--- PASSAGE ---
Top 5 Fitness Mistakes I’ve Seen Over 50’s Making From My 20+ Years In Fitness

1. Avoiding strength Training – For many over 50’s, weight training when they were younger was something only bodybuilders and athletes took part in. Because of this strength training is a skill or habit that a large percentage of people over 50 have never really formed.

The gym can also seem like an environment that they don’t feel they belong in. Although mainstream media are now reporting on the needs and benefits of strength training for over 50’s many don’t know where to start. I was in a trendy hotel gym recently and even though I have been in gyms for over 20 years I still felt a bit out of place amongst all the youngsters posing for selfies in their designer gear and immaculate hair. So I can only imagine how challenging it can be for someone who hasn’t been brought up in that environment.

Another reason we found when we did a survey a few years back for people over 50 not going to the gym, was fear of getting injured. This was put down to a lack of knowing what to do and a worry that they may exacerbate any current/past injuries that they have. 

So there is no judgment from us that so few over 50’s are using the gym however we do believe it is a real shame that more people aren’t doing strength training as it’s really like a magic trick to make you stronger, keep your hormones in better balance (better experience with menopause / reduce reduction in testosterone in men), keep you looking younger and improve the overall quality of your life.

Who over 50 wouldn’t love a piece of that?

2. Training with the wrong intensity –  For the overwhelming majority of people, by the time we get to over 50 our bodies will not be the same as they were in our 20’ and 30’s. Therefore it doesn’t make sense to train it in the same way as we did 20-30 years ago.

--- EXTRACTED MATERIAL ---

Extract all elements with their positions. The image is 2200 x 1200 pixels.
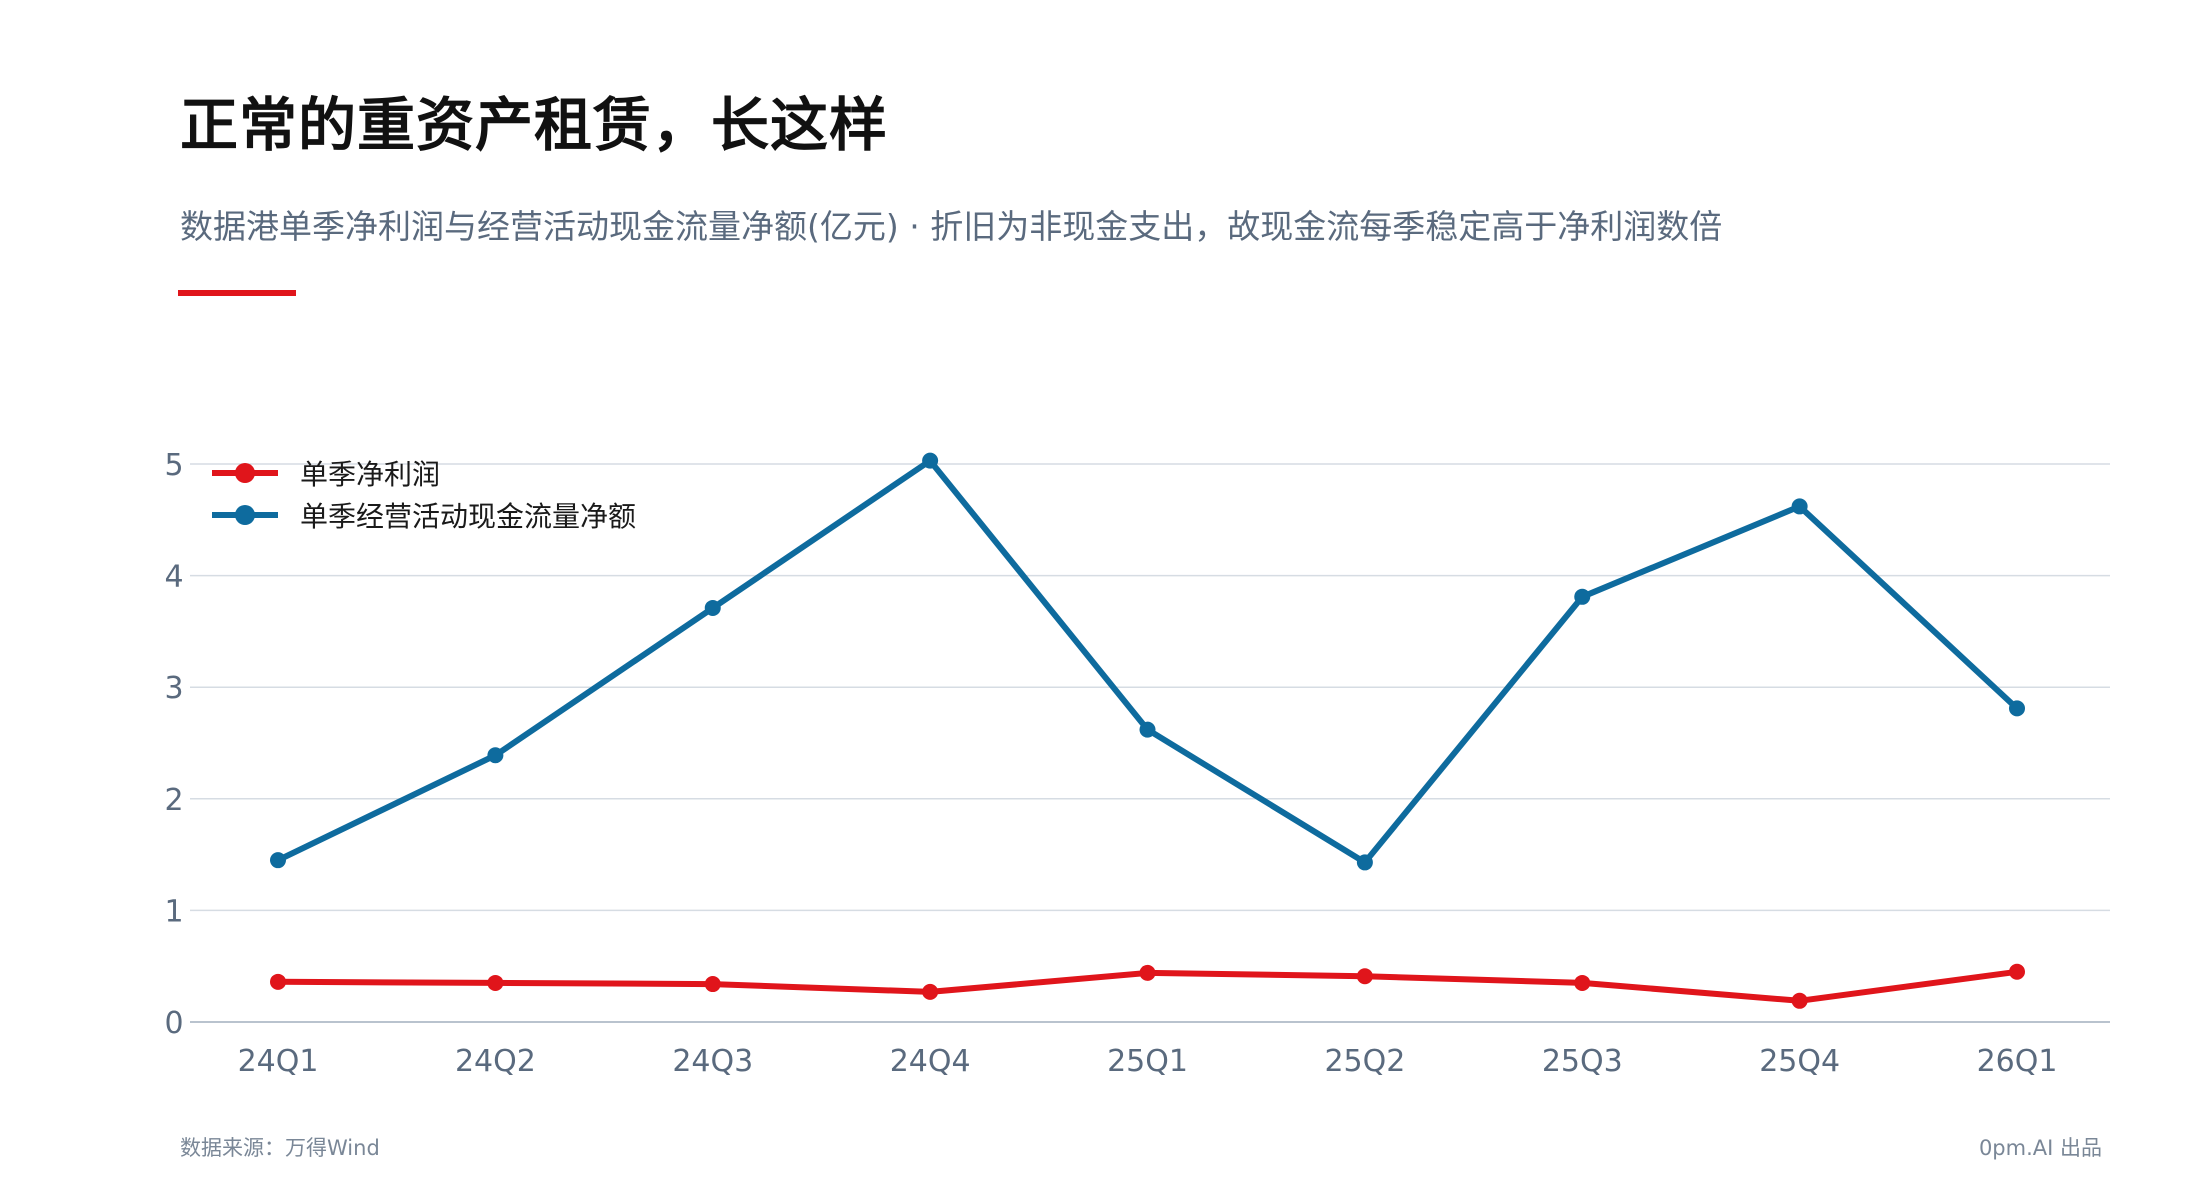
data-point (704, 976, 721, 993)
data-point (270, 973, 286, 990)
x-tick-label: 25Q3 (1542, 1044, 1623, 1079)
data-point (1356, 968, 1373, 985)
legend-label-cash-flow: 单季经营活动现金流量净额 (300, 500, 637, 533)
x-tick-label: 26Q1 (1977, 1044, 2058, 1079)
x-tick-label: 25Q1 (1107, 1044, 1188, 1079)
legend-swatch-cash-flow (212, 505, 278, 525)
y-tick-label: 2 (164, 783, 183, 818)
y-tick-label: 5 (164, 448, 183, 483)
x-tick-label: 25Q2 (1324, 1044, 1405, 1079)
gridlines (190, 463, 2110, 1023)
data-point (1356, 854, 1373, 871)
data-point (487, 974, 504, 991)
data-point (2009, 700, 2025, 717)
data-point (2009, 963, 2025, 980)
data-point (1139, 721, 1156, 738)
chart-title: 正常的重资产租赁，长这样 (180, 91, 889, 159)
x-tick-label: 24Q3 (672, 1044, 753, 1079)
x-axis-ticks: 24Q1 24Q2 24Q3 24Q4 25Q1 25Q2 25Q3 25Q4 26Q1 (238, 1044, 2058, 1079)
x-tick-label: 25Q4 (1759, 1044, 1840, 1079)
legend-label-net-profit: 单季净利润 (300, 458, 441, 491)
data-point (1574, 974, 1591, 991)
series-net-profit (270, 963, 2025, 1009)
data-point (1139, 964, 1156, 981)
data-point (487, 747, 504, 764)
legend-item-net-profit: 单季净利润 (212, 452, 636, 494)
accent-bar (178, 290, 296, 296)
y-tick-label: 4 (164, 560, 183, 595)
data-point (1791, 498, 1808, 515)
data-point (270, 852, 286, 869)
data-source: 数据来源：万得Wind (180, 1136, 380, 1160)
legend-item-cash-flow: 单季经营活动现金流量净额 (212, 494, 636, 536)
series-lines (270, 452, 2025, 1009)
data-point (922, 452, 939, 469)
data-point (704, 599, 721, 616)
data-point (922, 983, 939, 1000)
legend: 单季净利润 单季经营活动现金流量净额 (212, 452, 636, 536)
x-tick-label: 24Q1 (238, 1044, 319, 1079)
series-cash-flow (270, 452, 2025, 871)
data-point (1791, 992, 1808, 1009)
legend-swatch-net-profit (212, 463, 278, 483)
y-tick-label: 3 (164, 671, 183, 706)
x-tick-label: 24Q2 (455, 1044, 536, 1079)
chart-subtitle: 数据港单季净利润与经营活动现金流量净额(亿元) · 折旧为非现金支出，故现金流每… (180, 207, 1723, 246)
y-axis-ticks: 0 1 2 3 4 5 (164, 448, 183, 1041)
x-tick-label: 24Q4 (890, 1044, 971, 1079)
data-point (1574, 588, 1591, 605)
y-tick-label: 1 (164, 894, 183, 929)
credit: 0pm.AI 出品 (1978, 1136, 2102, 1160)
y-tick-label: 0 (164, 1006, 183, 1041)
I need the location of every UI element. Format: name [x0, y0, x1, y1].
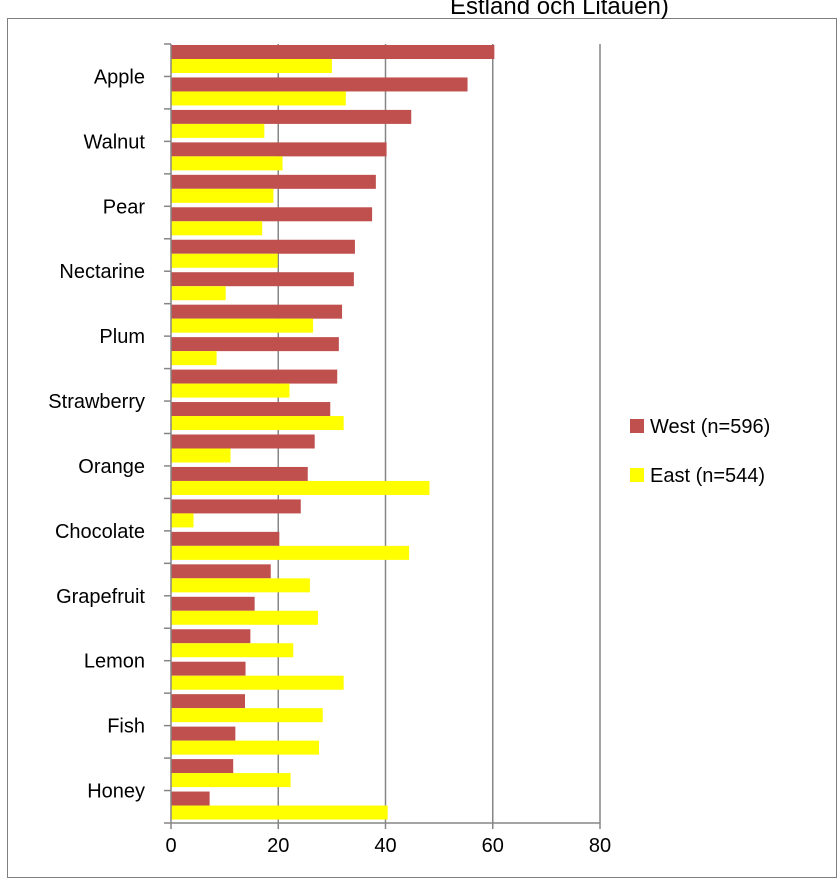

--- STATED TASK 1 ---
Decide whether each statement agrees with the fitness article, answering yes or no and quoting the words that settle it: (a) a survey found that fear of getting injured kept some people over 50 from the gym; (b) the writer has spent fewer than ten years in gyms; (c) the writer felt fully at ease in the trendy hotel gym.
--- STATED TASK 2 ---
According to the fitness article, what does strength training help keep in better balance?
The listing has no connection to the fitness article.

--- FINAL RESULT 1 ---
(a) Yes: "fear of getting injured"
(b) No: "I have been in gyms for over 20 years"
(c) No: "I still felt a bit out of place amongst all the youngsters"

--- FINAL RESULT 2 ---
It helps keep your hormones in better balance.